# SUPPLIED MATERIAL:

........

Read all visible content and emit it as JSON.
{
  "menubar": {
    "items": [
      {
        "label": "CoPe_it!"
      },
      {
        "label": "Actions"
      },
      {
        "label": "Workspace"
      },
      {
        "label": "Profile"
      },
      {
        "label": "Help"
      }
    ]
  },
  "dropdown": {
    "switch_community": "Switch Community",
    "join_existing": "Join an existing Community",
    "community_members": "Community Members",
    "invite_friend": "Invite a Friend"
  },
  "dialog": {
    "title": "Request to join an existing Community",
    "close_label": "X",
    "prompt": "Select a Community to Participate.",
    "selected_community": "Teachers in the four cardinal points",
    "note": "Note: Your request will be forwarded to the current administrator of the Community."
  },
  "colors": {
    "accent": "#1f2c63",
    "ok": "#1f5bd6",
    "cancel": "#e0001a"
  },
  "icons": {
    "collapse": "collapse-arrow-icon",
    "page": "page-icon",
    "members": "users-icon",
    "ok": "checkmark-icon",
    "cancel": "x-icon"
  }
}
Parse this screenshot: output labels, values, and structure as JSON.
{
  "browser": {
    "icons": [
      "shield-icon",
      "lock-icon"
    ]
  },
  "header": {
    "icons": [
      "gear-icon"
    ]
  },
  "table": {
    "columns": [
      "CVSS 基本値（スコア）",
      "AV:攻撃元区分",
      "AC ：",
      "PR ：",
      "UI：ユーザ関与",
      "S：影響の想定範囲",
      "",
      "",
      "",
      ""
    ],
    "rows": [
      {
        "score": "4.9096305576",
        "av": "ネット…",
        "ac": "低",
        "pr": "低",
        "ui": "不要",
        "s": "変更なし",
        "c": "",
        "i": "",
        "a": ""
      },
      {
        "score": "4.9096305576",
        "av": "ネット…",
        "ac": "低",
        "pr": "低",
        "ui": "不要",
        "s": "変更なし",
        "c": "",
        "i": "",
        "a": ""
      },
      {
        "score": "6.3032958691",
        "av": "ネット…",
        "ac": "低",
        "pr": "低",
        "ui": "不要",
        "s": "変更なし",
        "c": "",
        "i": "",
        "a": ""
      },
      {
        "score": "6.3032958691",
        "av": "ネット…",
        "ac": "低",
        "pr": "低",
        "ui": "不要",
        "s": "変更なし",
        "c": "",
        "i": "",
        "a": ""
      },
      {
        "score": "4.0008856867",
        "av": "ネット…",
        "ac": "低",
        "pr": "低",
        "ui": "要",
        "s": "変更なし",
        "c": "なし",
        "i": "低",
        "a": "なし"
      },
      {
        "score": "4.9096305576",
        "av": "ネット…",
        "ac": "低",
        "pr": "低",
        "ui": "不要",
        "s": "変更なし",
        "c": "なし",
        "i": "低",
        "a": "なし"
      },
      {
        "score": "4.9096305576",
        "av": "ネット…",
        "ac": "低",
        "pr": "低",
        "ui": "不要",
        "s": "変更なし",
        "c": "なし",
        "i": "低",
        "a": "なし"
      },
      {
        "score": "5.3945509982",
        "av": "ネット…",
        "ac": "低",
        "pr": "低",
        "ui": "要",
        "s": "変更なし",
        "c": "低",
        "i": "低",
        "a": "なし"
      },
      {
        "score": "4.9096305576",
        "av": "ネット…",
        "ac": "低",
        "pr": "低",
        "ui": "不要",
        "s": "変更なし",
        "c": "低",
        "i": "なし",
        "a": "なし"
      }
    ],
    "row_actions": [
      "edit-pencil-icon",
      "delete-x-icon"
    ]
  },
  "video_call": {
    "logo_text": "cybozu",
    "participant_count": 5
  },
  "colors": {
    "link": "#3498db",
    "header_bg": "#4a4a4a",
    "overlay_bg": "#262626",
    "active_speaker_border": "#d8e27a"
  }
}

........

# SHORT PROBLEM:
Make an exact copy of the listing, including every line.

# SOLUTION TO THE PROBLEM:
Read all visible content and emit it as JSON.
{
  "menubar": {
    "items": [
      {
        "label": "CoPe_it!"
      },
      {
        "label": "Actions"
      },
      {
        "label": "Workspace"
      },
      {
        "label": "Profile"
      },
      {
        "label": "Help"
      }
    ]
  },
  "dropdown": {
    "switch_community": "Switch Community",
    "join_existing": "Join an existing Community",
    "community_members": "Community Members",
    "invite_friend": "Invite a Friend"
  },
  "dialog": {
    "title": "Request to join an existing Community",
    "close_label": "X",
    "prompt": "Select a Community to Participate.",
    "selected_community": "Teachers in the four cardinal points",
    "note": "Note: Your request will be forwarded to the current administrator of the Community."
  },
  "colors": {
    "accent": "#1f2c63",
    "ok": "#1f5bd6",
    "cancel": "#e0001a"
  },
  "icons": {
    "collapse": "collapse-arrow-icon",
    "page": "page-icon",
    "members": "users-icon",
    "ok": "checkmark-icon",
    "cancel": "x-icon"
  }
}
Parse this screenshot: output labels, values, and structure as JSON.
{
  "browser": {
    "icons": [
      "shield-icon",
      "lock-icon"
    ]
  },
  "header": {
    "icons": [
      "gear-icon"
    ]
  },
  "table": {
    "columns": [
      "CVSS 基本値（スコア）",
      "AV:攻撃元区分",
      "AC ：",
      "PR ：",
      "UI：ユーザ関与",
      "S：影響の想定範囲",
      "",
      "",
      "",
      ""
    ],
    "rows": [
      {
        "score": "4.9096305576",
        "av": "ネット…",
        "ac": "低",
        "pr": "低",
        "ui": "不要",
        "s": "変更なし",
        "c": "",
        "i": "",
        "a": ""
      },
      {
        "score": "4.9096305576",
        "av": "ネット…",
        "ac": "低",
        "pr": "低",
        "ui": "不要",
        "s": "変更なし",
        "c": "",
        "i": "",
        "a": ""
      },
      {
        "score": "6.3032958691",
        "av": "ネット…",
        "ac": "低",
        "pr": "低",
        "ui": "不要",
        "s": "変更なし",
        "c": "",
        "i": "",
        "a": ""
      },
      {
        "score": "6.3032958691",
        "av": "ネット…",
        "ac": "低",
        "pr": "低",
        "ui": "不要",
        "s": "変更なし",
        "c": "",
        "i": "",
        "a": ""
      },
      {
        "score": "4.0008856867",
        "av": "ネット…",
        "ac": "低",
        "pr": "低",
        "ui": "要",
        "s": "変更なし",
        "c": "なし",
        "i": "低",
        "a": "なし"
      },
      {
        "score": "4.9096305576",
        "av": "ネット…",
        "ac": "低",
        "pr": "低",
        "ui": "不要",
        "s": "変更なし",
        "c": "なし",
        "i": "低",
        "a": "なし"
      },
      {
        "score": "4.9096305576",
        "av": "ネット…",
        "ac": "低",
        "pr": "低",
        "ui": "不要",
        "s": "変更なし",
        "c": "なし",
        "i": "低",
        "a": "なし"
      },
      {
        "score": "5.3945509982",
        "av": "ネット…",
        "ac": "低",
        "pr": "低",
        "ui": "要",
        "s": "変更なし",
        "c": "低",
        "i": "低",
        "a": "なし"
      },
      {
        "score": "4.9096305576",
        "av": "ネット…",
        "ac": "低",
        "pr": "低",
        "ui": "不要",
        "s": "変更なし",
        "c": "低",
        "i": "なし",
        "a": "なし"
      }
    ],
    "row_actions": [
      "edit-pencil-icon",
      "delete-x-icon"
    ]
  },
  "video_call": {
    "logo_text": "cybozu",
    "participant_count": 5
  },
  "colors": {
    "link": "#3498db",
    "header_bg": "#4a4a4a",
    "overlay_bg": "#262626",
    "active_speaker_border": "#d8e27a"
  }
}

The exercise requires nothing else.